_Your task_
Exact reproduction is required for all entries.

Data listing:
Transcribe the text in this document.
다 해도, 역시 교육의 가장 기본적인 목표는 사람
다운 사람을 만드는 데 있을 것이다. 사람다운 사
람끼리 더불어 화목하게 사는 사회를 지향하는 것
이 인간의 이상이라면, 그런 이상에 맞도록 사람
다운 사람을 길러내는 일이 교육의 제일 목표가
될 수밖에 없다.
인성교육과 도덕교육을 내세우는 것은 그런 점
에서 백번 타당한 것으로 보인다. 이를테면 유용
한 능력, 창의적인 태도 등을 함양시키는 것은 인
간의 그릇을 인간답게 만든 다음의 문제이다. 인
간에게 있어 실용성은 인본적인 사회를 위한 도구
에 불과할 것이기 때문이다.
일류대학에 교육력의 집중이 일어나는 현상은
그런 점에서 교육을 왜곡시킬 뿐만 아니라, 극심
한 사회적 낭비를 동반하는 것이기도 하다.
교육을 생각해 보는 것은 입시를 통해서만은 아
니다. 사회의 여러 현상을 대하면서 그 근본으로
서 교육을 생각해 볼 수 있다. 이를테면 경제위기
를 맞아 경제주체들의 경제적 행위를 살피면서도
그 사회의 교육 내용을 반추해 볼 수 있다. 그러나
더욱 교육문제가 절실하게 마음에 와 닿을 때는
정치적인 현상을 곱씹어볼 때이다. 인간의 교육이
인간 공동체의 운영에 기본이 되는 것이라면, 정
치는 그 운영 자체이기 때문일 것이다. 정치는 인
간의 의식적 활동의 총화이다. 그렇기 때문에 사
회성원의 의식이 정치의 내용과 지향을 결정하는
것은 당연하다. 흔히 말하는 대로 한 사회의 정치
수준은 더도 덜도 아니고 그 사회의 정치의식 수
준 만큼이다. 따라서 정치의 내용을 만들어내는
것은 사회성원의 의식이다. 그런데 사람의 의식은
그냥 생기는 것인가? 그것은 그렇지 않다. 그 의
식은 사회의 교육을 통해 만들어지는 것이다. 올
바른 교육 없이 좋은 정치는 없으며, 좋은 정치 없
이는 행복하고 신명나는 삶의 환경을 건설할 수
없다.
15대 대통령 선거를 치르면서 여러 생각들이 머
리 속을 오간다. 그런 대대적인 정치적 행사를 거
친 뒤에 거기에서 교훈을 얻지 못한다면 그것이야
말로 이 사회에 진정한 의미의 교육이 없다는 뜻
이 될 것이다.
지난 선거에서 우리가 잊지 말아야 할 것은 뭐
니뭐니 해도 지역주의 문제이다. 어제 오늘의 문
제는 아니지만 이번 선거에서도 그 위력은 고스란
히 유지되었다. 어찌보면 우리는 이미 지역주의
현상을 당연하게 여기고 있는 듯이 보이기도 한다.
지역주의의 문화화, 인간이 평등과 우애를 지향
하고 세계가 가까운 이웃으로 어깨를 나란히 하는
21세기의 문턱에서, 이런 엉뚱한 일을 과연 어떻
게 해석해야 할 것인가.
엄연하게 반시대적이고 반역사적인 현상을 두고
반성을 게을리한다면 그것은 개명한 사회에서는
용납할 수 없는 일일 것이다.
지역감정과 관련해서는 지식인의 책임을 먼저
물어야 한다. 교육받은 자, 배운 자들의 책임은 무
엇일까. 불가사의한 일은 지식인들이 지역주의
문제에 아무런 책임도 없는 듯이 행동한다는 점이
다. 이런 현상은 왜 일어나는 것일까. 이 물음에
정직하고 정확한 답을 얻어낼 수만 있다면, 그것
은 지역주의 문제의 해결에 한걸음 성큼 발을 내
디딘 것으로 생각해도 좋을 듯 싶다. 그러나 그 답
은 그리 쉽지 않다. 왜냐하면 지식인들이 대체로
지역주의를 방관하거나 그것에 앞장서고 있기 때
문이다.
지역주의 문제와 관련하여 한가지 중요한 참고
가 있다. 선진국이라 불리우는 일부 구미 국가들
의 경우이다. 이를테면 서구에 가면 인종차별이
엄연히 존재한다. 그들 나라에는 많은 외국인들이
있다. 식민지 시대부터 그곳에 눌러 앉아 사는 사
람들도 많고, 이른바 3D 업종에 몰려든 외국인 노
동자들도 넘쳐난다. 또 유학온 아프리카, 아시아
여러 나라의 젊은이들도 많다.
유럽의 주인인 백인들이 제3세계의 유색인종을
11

_Complete output_
Transcribe the text in this document.
다 해도, 역시 교육의 가장 기본적인 목표는 사람
다운 사람을 만드는 데 있을 것이다. 사람다운 사
람끼리 더불어 화목하게 사는 사회를 지향하는 것
이 인간의 이상이라면, 그런 이상에 맞도록 사람
다운 사람을 길러내는 일이 교육의 제일 목표가
될 수밖에 없다.
인성교육과 도덕교육을 내세우는 것은 그런 점
에서 백번 타당한 것으로 보인다. 이를테면 유용
한 능력, 창의적인 태도 등을 함양시키는 것은 인
간의 그릇을 인간답게 만든 다음의 문제이다. 인
간에게 있어 실용성은 인본적인 사회를 위한 도구
에 불과할 것이기 때문이다.
일류대학에 교육력의 집중이 일어나는 현상은
그런 점에서 교육을 왜곡시킬 뿐만 아니라, 극심
한 사회적 낭비를 동반하는 것이기도 하다.
교육을 생각해 보는 것은 입시를 통해서만은 아
니다. 사회의 여러 현상을 대하면서 그 근본으로
서 교육을 생각해 볼 수 있다. 이를테면 경제위기
를 맞아 경제주체들의 경제적 행위를 살피면서도
그 사회의 교육 내용을 반추해 볼 수 있다. 그러나
더욱 교육문제가 절실하게 마음에 와 닿을 때는
정치적인 현상을 곱씹어볼 때이다. 인간의 교육이
인간 공동체의 운영에 기본이 되는 것이라면, 정
치는 그 운영 자체이기 때문일 것이다. 정치는 인
간의 의식적 활동의 총화이다. 그렇기 때문에 사
회성원의 의식이 정치의 내용과 지향을 결정하는
것은 당연하다. 흔히 말하는 대로 한 사회의 정치
수준은 더도 덜도 아니고 그 사회의 정치의식 수
준 만큼이다. 따라서 정치의 내용을 만들어내는
것은 사회성원의 의식이다. 그런데 사람의 의식은
그냥 생기는 것인가? 그것은 그렇지 않다. 그 의
식은 사회의 교육을 통해 만들어지는 것이다. 올
바른 교육 없이 좋은 정치는 없으며, 좋은 정치 없
이는 행복하고 신명나는 삶의 환경을 건설할 수
없다.
15대 대통령 선거를 치르면서 여러 생각들이 머
리 속을 오간다. 그런 대대적인 정치적 행사를 거
친 뒤에 거기에서 교훈을 얻지 못한다면 그것이야
말로 이 사회에 진정한 의미의 교육이 없다는 뜻
이 될 것이다.
지난 선거에서 우리가 잊지 말아야 할 것은 뭐
니뭐니 해도 지역주의 문제이다. 어제 오늘의 문
제는 아니지만 이번 선거에서도 그 위력은 고스란
히 유지되었다. 어찌보면 우리는 이미 지역주의
현상을 당연하게 여기고 있는 듯이 보이기도 한다.
지역주의의 문화화, 인간이 평등과 우애를 지향
하고 세계가 가까운 이웃으로 어깨를 나란히 하는
21세기의 문턱에서, 이런 엉뚱한 일을 과연 어떻
게 해석해야 할 것인가.
엄연하게 반시대적이고 반역사적인 현상을 두고
반성을 게을리한다면 그것은 개명한 사회에서는
용납할 수 없는 일일 것이다.
지역감정과 관련해서는 지식인의 책임을 먼저
물어야 한다. 교육받은 자, 배운 자들의 책임은 무
엇일까. 불가사의한 일은 지식인들이 지역주의
문제에 아무런 책임도 없는 듯이 행동한다는 점이
다. 이런 현상은 왜 일어나는 것일까. 이 물음에
정직하고 정확한 답을 얻어낼 수만 있다면, 그것
은 지역주의 문제의 해결에 한걸음 성큼 발을 내
디딘 것으로 생각해도 좋을 듯 싶다. 그러나 그 답
은 그리 쉽지 않다. 왜냐하면 지식인들이 대체로
지역주의를 방관하거나 그것에 앞장서고 있기 때
문이다.
지역주의 문제와 관련하여 한가지 중요한 참고
가 있다. 선진국이라 불리우는 일부 구미 국가들
의 경우이다. 이를테면 서구에 가면 인종차별이
엄연히 존재한다. 그들 나라에는 많은 외국인들이
있다. 식민지 시대부터 그곳에 눌러 앉아 사는 사
람들도 많고, 이른바 3D 업종에 몰려든 외국인 노
동자들도 넘쳐난다. 또 유학온 아프리카, 아시아
여러 나라의 젊은이들도 많다.
유럽의 주인인 백인들이 제3세계의 유색인종을
11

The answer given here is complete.